_REQUIRED TASK_
Identify the lines in the data below that contain "JSON" and give only how many there are.

[Records from a collection of figures]

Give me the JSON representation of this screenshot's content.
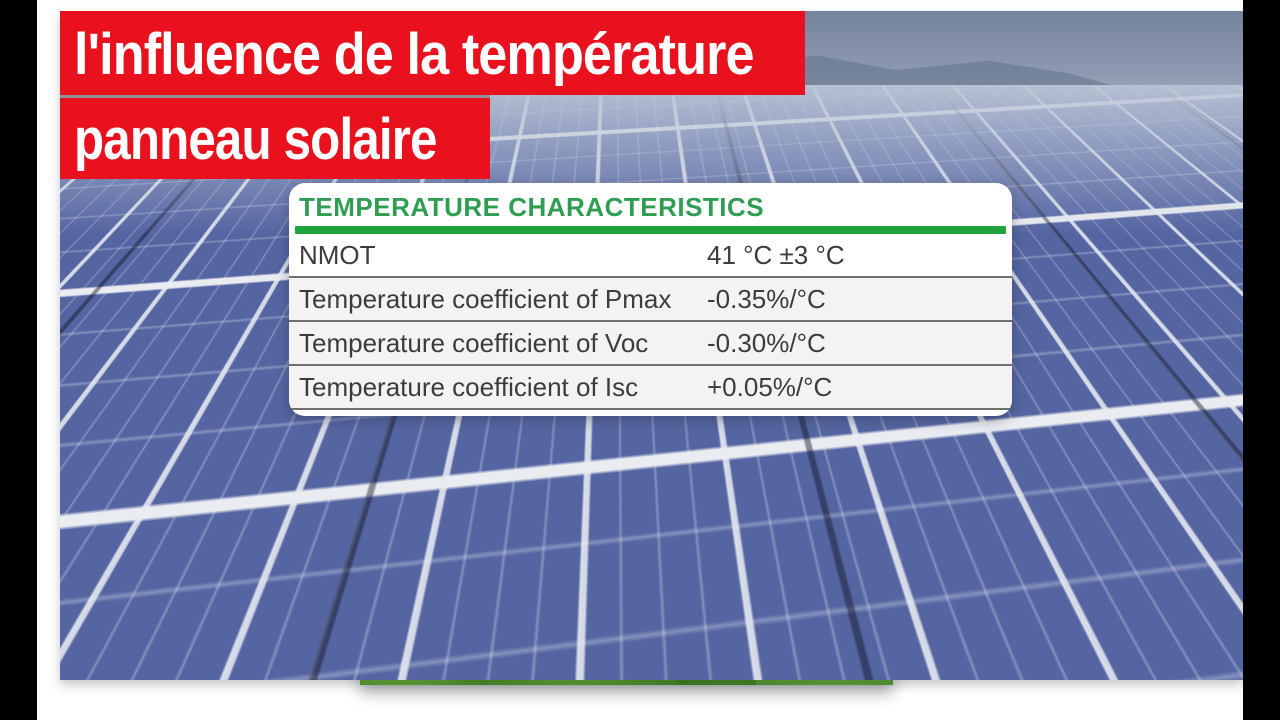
{
  "frame": {
    "letterbox_color": "#000000",
    "page_background": "#ffffff"
  },
  "banner": {
    "line1": "l'influence de la température",
    "line2": "panneau solaire",
    "background_color": "#e9111d",
    "text_color": "#ffffff"
  },
  "spec_card": {
    "title": "TEMPERATURE CHARACTERISTICS",
    "title_color": "#2f9e53",
    "accent_bar_color": "#21a33e",
    "rows": [
      {
        "label": "NMOT",
        "value": "41 °C  ±3 °C"
      },
      {
        "label": "Temperature coefficient of Pmax",
        "value": "-0.35%/°C"
      },
      {
        "label": "Temperature coefficient of Voc",
        "value": "-0.30%/°C"
      },
      {
        "label": "Temperature coefficient of Isc",
        "value": "+0.05%/°C"
      }
    ],
    "reflection": {
      "label": "Temperature coefficient of Isc",
      "value": "+0.05%/°C"
    }
  },
  "scene": {
    "background_photo": "utility-scale-solar-panel-field",
    "inset_photo": "house-with-rooftop-solar-panels",
    "panel_color": "#5565a2",
    "sky_color": "#76839d",
    "house_sky_color": "#4aa6e6",
    "roof_color": "#c2611f",
    "bush_color": "#4e8c2e"
  }
}
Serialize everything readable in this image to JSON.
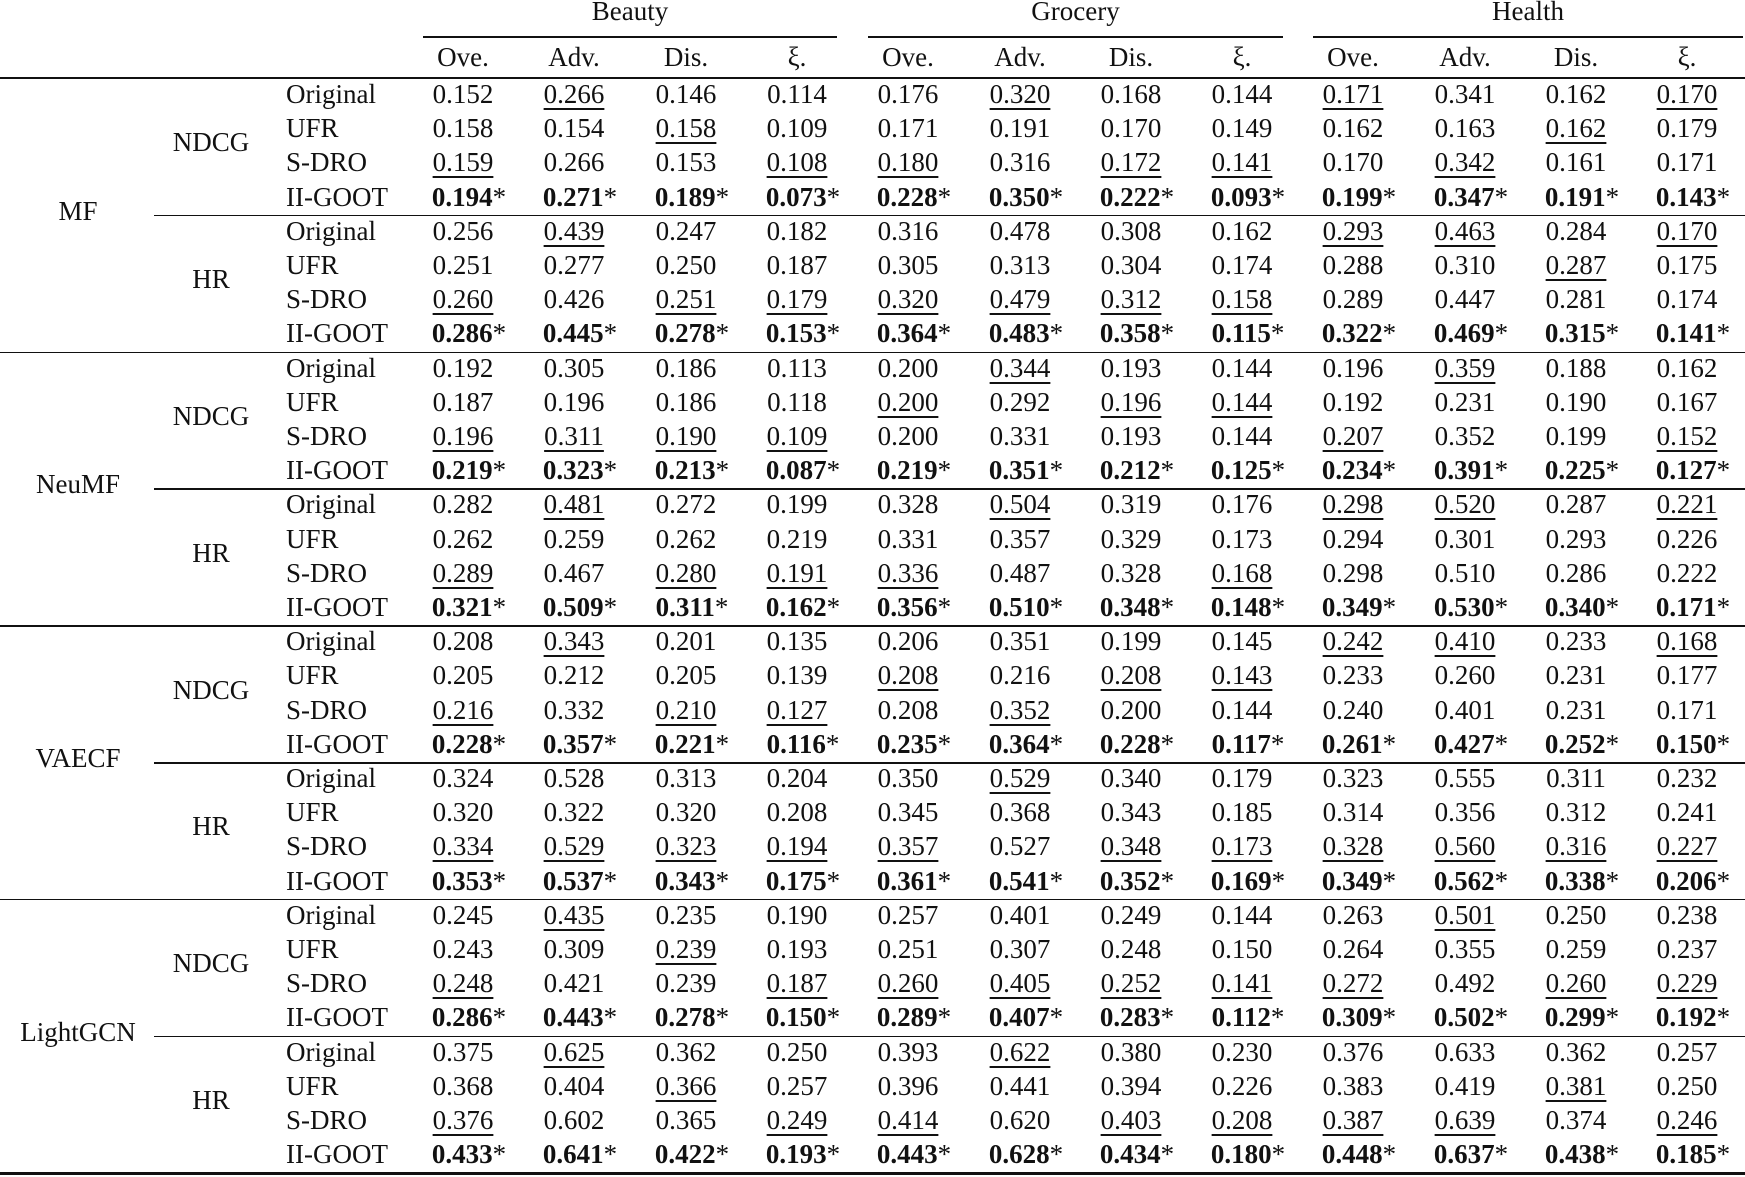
{
  "table": {
    "datasets": [
      "Beauty",
      "Grocery",
      "Health"
    ],
    "sub_columns": [
      "Ove.",
      "Adv.",
      "Dis.",
      "ξ."
    ],
    "significance_mark": "*",
    "bold_method": "II-GOOT",
    "models": [
      {
        "name": "MF",
        "metrics": [
          {
            "name": "NDCG",
            "rows": [
              {
                "method": "Original",
                "values": [
                  "0.152",
                  "0.266",
                  "0.146",
                  "0.114",
                  "0.176",
                  "0.320",
                  "0.168",
                  "0.144",
                  "0.171",
                  "0.341",
                  "0.162",
                  "0.170"
                ],
                "underlined": [
                  1,
                  5,
                  8,
                  11
                ]
              },
              {
                "method": "UFR",
                "values": [
                  "0.158",
                  "0.154",
                  "0.158",
                  "0.109",
                  "0.171",
                  "0.191",
                  "0.170",
                  "0.149",
                  "0.162",
                  "0.163",
                  "0.162",
                  "0.179"
                ],
                "underlined": [
                  2,
                  10
                ]
              },
              {
                "method": "S-DRO",
                "values": [
                  "0.159",
                  "0.266",
                  "0.153",
                  "0.108",
                  "0.180",
                  "0.316",
                  "0.172",
                  "0.141",
                  "0.170",
                  "0.342",
                  "0.161",
                  "0.171"
                ],
                "underlined": [
                  0,
                  3,
                  4,
                  6,
                  7,
                  9
                ]
              },
              {
                "method": "II-GOOT",
                "values": [
                  "0.194",
                  "0.271",
                  "0.189",
                  "0.073",
                  "0.228",
                  "0.350",
                  "0.222",
                  "0.093",
                  "0.199",
                  "0.347",
                  "0.191",
                  "0.143"
                ],
                "underlined": []
              }
            ]
          },
          {
            "name": "HR",
            "rows": [
              {
                "method": "Original",
                "values": [
                  "0.256",
                  "0.439",
                  "0.247",
                  "0.182",
                  "0.316",
                  "0.478",
                  "0.308",
                  "0.162",
                  "0.293",
                  "0.463",
                  "0.284",
                  "0.170"
                ],
                "underlined": [
                  1,
                  8,
                  9,
                  11
                ]
              },
              {
                "method": "UFR",
                "values": [
                  "0.251",
                  "0.277",
                  "0.250",
                  "0.187",
                  "0.305",
                  "0.313",
                  "0.304",
                  "0.174",
                  "0.288",
                  "0.310",
                  "0.287",
                  "0.175"
                ],
                "underlined": [
                  10
                ]
              },
              {
                "method": "S-DRO",
                "values": [
                  "0.260",
                  "0.426",
                  "0.251",
                  "0.179",
                  "0.320",
                  "0.479",
                  "0.312",
                  "0.158",
                  "0.289",
                  "0.447",
                  "0.281",
                  "0.174"
                ],
                "underlined": [
                  0,
                  2,
                  3,
                  4,
                  5,
                  6,
                  7
                ]
              },
              {
                "method": "II-GOOT",
                "values": [
                  "0.286",
                  "0.445",
                  "0.278",
                  "0.153",
                  "0.364",
                  "0.483",
                  "0.358",
                  "0.115",
                  "0.322",
                  "0.469",
                  "0.315",
                  "0.141"
                ],
                "underlined": []
              }
            ]
          }
        ]
      },
      {
        "name": "NeuMF",
        "metrics": [
          {
            "name": "NDCG",
            "rows": [
              {
                "method": "Original",
                "values": [
                  "0.192",
                  "0.305",
                  "0.186",
                  "0.113",
                  "0.200",
                  "0.344",
                  "0.193",
                  "0.144",
                  "0.196",
                  "0.359",
                  "0.188",
                  "0.162"
                ],
                "underlined": [
                  5,
                  9
                ]
              },
              {
                "method": "UFR",
                "values": [
                  "0.187",
                  "0.196",
                  "0.186",
                  "0.118",
                  "0.200",
                  "0.292",
                  "0.196",
                  "0.144",
                  "0.192",
                  "0.231",
                  "0.190",
                  "0.167"
                ],
                "underlined": [
                  4,
                  6,
                  7
                ]
              },
              {
                "method": "S-DRO",
                "values": [
                  "0.196",
                  "0.311",
                  "0.190",
                  "0.109",
                  "0.200",
                  "0.331",
                  "0.193",
                  "0.144",
                  "0.207",
                  "0.352",
                  "0.199",
                  "0.152"
                ],
                "underlined": [
                  0,
                  1,
                  2,
                  3,
                  8,
                  11
                ]
              },
              {
                "method": "II-GOOT",
                "values": [
                  "0.219",
                  "0.323",
                  "0.213",
                  "0.087",
                  "0.219",
                  "0.351",
                  "0.212",
                  "0.125",
                  "0.234",
                  "0.391",
                  "0.225",
                  "0.127"
                ],
                "underlined": []
              }
            ]
          },
          {
            "name": "HR",
            "rows": [
              {
                "method": "Original",
                "values": [
                  "0.282",
                  "0.481",
                  "0.272",
                  "0.199",
                  "0.328",
                  "0.504",
                  "0.319",
                  "0.176",
                  "0.298",
                  "0.520",
                  "0.287",
                  "0.221"
                ],
                "underlined": [
                  1,
                  5,
                  8,
                  9,
                  11
                ]
              },
              {
                "method": "UFR",
                "values": [
                  "0.262",
                  "0.259",
                  "0.262",
                  "0.219",
                  "0.331",
                  "0.357",
                  "0.329",
                  "0.173",
                  "0.294",
                  "0.301",
                  "0.293",
                  "0.226"
                ],
                "underlined": []
              },
              {
                "method": "S-DRO",
                "values": [
                  "0.289",
                  "0.467",
                  "0.280",
                  "0.191",
                  "0.336",
                  "0.487",
                  "0.328",
                  "0.168",
                  "0.298",
                  "0.510",
                  "0.286",
                  "0.222"
                ],
                "underlined": [
                  0,
                  2,
                  3,
                  4,
                  7
                ]
              },
              {
                "method": "II-GOOT",
                "values": [
                  "0.321",
                  "0.509",
                  "0.311",
                  "0.162",
                  "0.356",
                  "0.510",
                  "0.348",
                  "0.148",
                  "0.349",
                  "0.530",
                  "0.340",
                  "0.171"
                ],
                "underlined": []
              }
            ]
          }
        ]
      },
      {
        "name": "VAECF",
        "metrics": [
          {
            "name": "NDCG",
            "rows": [
              {
                "method": "Original",
                "values": [
                  "0.208",
                  "0.343",
                  "0.201",
                  "0.135",
                  "0.206",
                  "0.351",
                  "0.199",
                  "0.145",
                  "0.242",
                  "0.410",
                  "0.233",
                  "0.168"
                ],
                "underlined": [
                  1,
                  8,
                  9,
                  11
                ]
              },
              {
                "method": "UFR",
                "values": [
                  "0.205",
                  "0.212",
                  "0.205",
                  "0.139",
                  "0.208",
                  "0.216",
                  "0.208",
                  "0.143",
                  "0.233",
                  "0.260",
                  "0.231",
                  "0.177"
                ],
                "underlined": [
                  4,
                  6,
                  7
                ]
              },
              {
                "method": "S-DRO",
                "values": [
                  "0.216",
                  "0.332",
                  "0.210",
                  "0.127",
                  "0.208",
                  "0.352",
                  "0.200",
                  "0.144",
                  "0.240",
                  "0.401",
                  "0.231",
                  "0.171"
                ],
                "underlined": [
                  0,
                  2,
                  3,
                  5
                ]
              },
              {
                "method": "II-GOOT",
                "values": [
                  "0.228",
                  "0.357",
                  "0.221",
                  "0.116",
                  "0.235",
                  "0.364",
                  "0.228",
                  "0.117",
                  "0.261",
                  "0.427",
                  "0.252",
                  "0.150"
                ],
                "underlined": []
              }
            ]
          },
          {
            "name": "HR",
            "rows": [
              {
                "method": "Original",
                "values": [
                  "0.324",
                  "0.528",
                  "0.313",
                  "0.204",
                  "0.350",
                  "0.529",
                  "0.340",
                  "0.179",
                  "0.323",
                  "0.555",
                  "0.311",
                  "0.232"
                ],
                "underlined": [
                  5
                ]
              },
              {
                "method": "UFR",
                "values": [
                  "0.320",
                  "0.322",
                  "0.320",
                  "0.208",
                  "0.345",
                  "0.368",
                  "0.343",
                  "0.185",
                  "0.314",
                  "0.356",
                  "0.312",
                  "0.241"
                ],
                "underlined": []
              },
              {
                "method": "S-DRO",
                "values": [
                  "0.334",
                  "0.529",
                  "0.323",
                  "0.194",
                  "0.357",
                  "0.527",
                  "0.348",
                  "0.173",
                  "0.328",
                  "0.560",
                  "0.316",
                  "0.227"
                ],
                "underlined": [
                  0,
                  1,
                  2,
                  3,
                  4,
                  6,
                  7,
                  8,
                  9,
                  10,
                  11
                ]
              },
              {
                "method": "II-GOOT",
                "values": [
                  "0.353",
                  "0.537",
                  "0.343",
                  "0.175",
                  "0.361",
                  "0.541",
                  "0.352",
                  "0.169",
                  "0.349",
                  "0.562",
                  "0.338",
                  "0.206"
                ],
                "underlined": []
              }
            ]
          }
        ]
      },
      {
        "name": "LightGCN",
        "metrics": [
          {
            "name": "NDCG",
            "rows": [
              {
                "method": "Original",
                "values": [
                  "0.245",
                  "0.435",
                  "0.235",
                  "0.190",
                  "0.257",
                  "0.401",
                  "0.249",
                  "0.144",
                  "0.263",
                  "0.501",
                  "0.250",
                  "0.238"
                ],
                "underlined": [
                  1,
                  9
                ]
              },
              {
                "method": "UFR",
                "values": [
                  "0.243",
                  "0.309",
                  "0.239",
                  "0.193",
                  "0.251",
                  "0.307",
                  "0.248",
                  "0.150",
                  "0.264",
                  "0.355",
                  "0.259",
                  "0.237"
                ],
                "underlined": [
                  2
                ]
              },
              {
                "method": "S-DRO",
                "values": [
                  "0.248",
                  "0.421",
                  "0.239",
                  "0.187",
                  "0.260",
                  "0.405",
                  "0.252",
                  "0.141",
                  "0.272",
                  "0.492",
                  "0.260",
                  "0.229"
                ],
                "underlined": [
                  0,
                  3,
                  4,
                  5,
                  6,
                  7,
                  8,
                  10,
                  11
                ]
              },
              {
                "method": "II-GOOT",
                "values": [
                  "0.286",
                  "0.443",
                  "0.278",
                  "0.150",
                  "0.289",
                  "0.407",
                  "0.283",
                  "0.112",
                  "0.309",
                  "0.502",
                  "0.299",
                  "0.192"
                ],
                "underlined": []
              }
            ]
          },
          {
            "name": "HR",
            "rows": [
              {
                "method": "Original",
                "values": [
                  "0.375",
                  "0.625",
                  "0.362",
                  "0.250",
                  "0.393",
                  "0.622",
                  "0.380",
                  "0.230",
                  "0.376",
                  "0.633",
                  "0.362",
                  "0.257"
                ],
                "underlined": [
                  1,
                  5
                ]
              },
              {
                "method": "UFR",
                "values": [
                  "0.368",
                  "0.404",
                  "0.366",
                  "0.257",
                  "0.396",
                  "0.441",
                  "0.394",
                  "0.226",
                  "0.383",
                  "0.419",
                  "0.381",
                  "0.250"
                ],
                "underlined": [
                  2,
                  10
                ]
              },
              {
                "method": "S-DRO",
                "values": [
                  "0.376",
                  "0.602",
                  "0.365",
                  "0.249",
                  "0.414",
                  "0.620",
                  "0.403",
                  "0.208",
                  "0.387",
                  "0.639",
                  "0.374",
                  "0.246"
                ],
                "underlined": [
                  0,
                  3,
                  4,
                  6,
                  7,
                  8,
                  9,
                  11
                ]
              },
              {
                "method": "II-GOOT",
                "values": [
                  "0.433",
                  "0.641",
                  "0.422",
                  "0.193",
                  "0.443",
                  "0.628",
                  "0.434",
                  "0.180",
                  "0.448",
                  "0.637",
                  "0.438",
                  "0.185"
                ],
                "underlined": []
              }
            ]
          }
        ]
      }
    ]
  }
}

_ANSWER IN FULL_
2